> WHAT YOU SHOULD DO
Write out the listing below again, precisely as it is given.

[START SUPPLIED RECORDS]

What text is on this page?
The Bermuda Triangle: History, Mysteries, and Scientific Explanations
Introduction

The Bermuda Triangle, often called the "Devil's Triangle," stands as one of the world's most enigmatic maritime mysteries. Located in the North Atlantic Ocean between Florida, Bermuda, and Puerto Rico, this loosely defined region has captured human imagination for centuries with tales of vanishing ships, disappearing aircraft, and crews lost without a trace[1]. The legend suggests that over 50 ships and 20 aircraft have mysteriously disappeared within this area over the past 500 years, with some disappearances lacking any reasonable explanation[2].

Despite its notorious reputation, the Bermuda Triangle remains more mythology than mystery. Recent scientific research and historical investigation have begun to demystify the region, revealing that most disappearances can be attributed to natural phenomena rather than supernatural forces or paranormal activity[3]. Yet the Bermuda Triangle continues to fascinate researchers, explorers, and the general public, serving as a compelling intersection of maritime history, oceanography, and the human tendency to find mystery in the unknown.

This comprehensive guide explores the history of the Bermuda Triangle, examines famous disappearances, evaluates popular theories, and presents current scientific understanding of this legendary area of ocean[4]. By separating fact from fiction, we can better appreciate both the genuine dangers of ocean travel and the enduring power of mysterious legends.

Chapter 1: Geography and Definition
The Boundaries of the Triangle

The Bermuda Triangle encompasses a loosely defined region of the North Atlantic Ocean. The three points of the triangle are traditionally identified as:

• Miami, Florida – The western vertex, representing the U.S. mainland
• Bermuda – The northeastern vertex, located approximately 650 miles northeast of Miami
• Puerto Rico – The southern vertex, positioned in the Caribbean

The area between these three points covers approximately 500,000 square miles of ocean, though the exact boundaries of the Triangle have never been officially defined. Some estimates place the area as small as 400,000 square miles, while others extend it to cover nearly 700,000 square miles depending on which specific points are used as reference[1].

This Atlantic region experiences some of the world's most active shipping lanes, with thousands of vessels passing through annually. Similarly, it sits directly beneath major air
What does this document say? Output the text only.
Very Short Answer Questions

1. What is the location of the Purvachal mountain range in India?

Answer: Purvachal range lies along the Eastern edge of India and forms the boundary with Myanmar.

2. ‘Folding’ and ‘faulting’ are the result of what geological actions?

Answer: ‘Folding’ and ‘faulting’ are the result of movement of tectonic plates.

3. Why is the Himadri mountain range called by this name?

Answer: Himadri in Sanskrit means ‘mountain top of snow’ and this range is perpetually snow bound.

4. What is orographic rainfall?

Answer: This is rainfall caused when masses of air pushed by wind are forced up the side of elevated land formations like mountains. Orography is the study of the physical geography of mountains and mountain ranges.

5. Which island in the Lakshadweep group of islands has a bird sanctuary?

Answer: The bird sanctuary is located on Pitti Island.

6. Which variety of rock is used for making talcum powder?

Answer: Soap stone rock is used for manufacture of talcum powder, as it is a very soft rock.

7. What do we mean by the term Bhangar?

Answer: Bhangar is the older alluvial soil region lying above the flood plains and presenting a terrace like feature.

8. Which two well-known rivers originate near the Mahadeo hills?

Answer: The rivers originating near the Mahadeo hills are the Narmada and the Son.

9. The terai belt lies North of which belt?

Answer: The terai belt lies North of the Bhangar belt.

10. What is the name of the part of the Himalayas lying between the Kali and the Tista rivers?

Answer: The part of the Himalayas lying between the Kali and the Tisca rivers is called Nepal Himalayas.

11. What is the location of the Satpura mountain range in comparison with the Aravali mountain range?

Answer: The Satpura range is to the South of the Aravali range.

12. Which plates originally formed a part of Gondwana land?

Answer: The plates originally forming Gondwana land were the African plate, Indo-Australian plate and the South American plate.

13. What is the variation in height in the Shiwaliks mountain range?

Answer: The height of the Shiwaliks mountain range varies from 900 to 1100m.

[END SUPPLIED RECORDS]

> EXERCISE RESPONSE
What text is on this page?
The Bermuda Triangle: History, Mysteries, and Scientific Explanations
Introduction

The Bermuda Triangle, often called the "Devil's Triangle," stands as one of the world's most enigmatic maritime mysteries. Located in the North Atlantic Ocean between Florida, Bermuda, and Puerto Rico, this loosely defined region has captured human imagination for centuries with tales of vanishing ships, disappearing aircraft, and crews lost without a trace[1]. The legend suggests that over 50 ships and 20 aircraft have mysteriously disappeared within this area over the past 500 years, with some disappearances lacking any reasonable explanation[2].

Despite its notorious reputation, the Bermuda Triangle remains more mythology than mystery. Recent scientific research and historical investigation have begun to demystify the region, revealing that most disappearances can be attributed to natural phenomena rather than supernatural forces or paranormal activity[3]. Yet the Bermuda Triangle continues to fascinate researchers, explorers, and the general public, serving as a compelling intersection of maritime history, oceanography, and the human tendency to find mystery in the unknown.

This comprehensive guide explores the history of the Bermuda Triangle, examines famous disappearances, evaluates popular theories, and presents current scientific understanding of this legendary area of ocean[4]. By separating fact from fiction, we can better appreciate both the genuine dangers of ocean travel and the enduring power of mysterious legends.

Chapter 1: Geography and Definition
The Boundaries of the Triangle

The Bermuda Triangle encompasses a loosely defined region of the North Atlantic Ocean. The three points of the triangle are traditionally identified as:

• Miami, Florida – The western vertex, representing the U.S. mainland
• Bermuda – The northeastern vertex, located approximately 650 miles northeast of Miami
• Puerto Rico – The southern vertex, positioned in the Caribbean

The area between these three points covers approximately 500,000 square miles of ocean, though the exact boundaries of the Triangle have never been officially defined. Some estimates place the area as small as 400,000 square miles, while others extend it to cover nearly 700,000 square miles depending on which specific points are used as reference[1].

This Atlantic region experiences some of the world's most active shipping lanes, with thousands of vessels passing through annually. Similarly, it sits directly beneath major air
What does this document say? Output the text only.
Very Short Answer Questions

1. What is the location of the Purvachal mountain range in India?

Answer: Purvachal range lies along the Eastern edge of India and forms the boundary with Myanmar.

2. ‘Folding’ and ‘faulting’ are the result of what geological actions?

Answer: ‘Folding’ and ‘faulting’ are the result of movement of tectonic plates.

3. Why is the Himadri mountain range called by this name?

Answer: Himadri in Sanskrit means ‘mountain top of snow’ and this range is perpetually snow bound.

4. What is orographic rainfall?

Answer: This is rainfall caused when masses of air pushed by wind are forced up the side of elevated land formations like mountains. Orography is the study of the physical geography of mountains and mountain ranges.

5. Which island in the Lakshadweep group of islands has a bird sanctuary?

Answer: The bird sanctuary is located on Pitti Island.

6. Which variety of rock is used for making talcum powder?

Answer: Soap stone rock is used for manufacture of talcum powder, as it is a very soft rock.

7. What do we mean by the term Bhangar?

Answer: Bhangar is the older alluvial soil region lying above the flood plains and presenting a terrace like feature.

8. Which two well-known rivers originate near the Mahadeo hills?

Answer: The rivers originating near the Mahadeo hills are the Narmada and the Son.

9. The terai belt lies North of which belt?

Answer: The terai belt lies North of the Bhangar belt.

10. What is the name of the part of the Himalayas lying between the Kali and the Tista rivers?

Answer: The part of the Himalayas lying between the Kali and the Tisca rivers is called Nepal Himalayas.

11. What is the location of the Satpura mountain range in comparison with the Aravali mountain range?

Answer: The Satpura range is to the South of the Aravali range.

12. Which plates originally formed a part of Gondwana land?

Answer: The plates originally forming Gondwana land were the African plate, Indo-Australian plate and the South American plate.

13. What is the variation in height in the Shiwaliks mountain range?

Answer: The height of the Shiwaliks mountain range varies from 900 to 1100m.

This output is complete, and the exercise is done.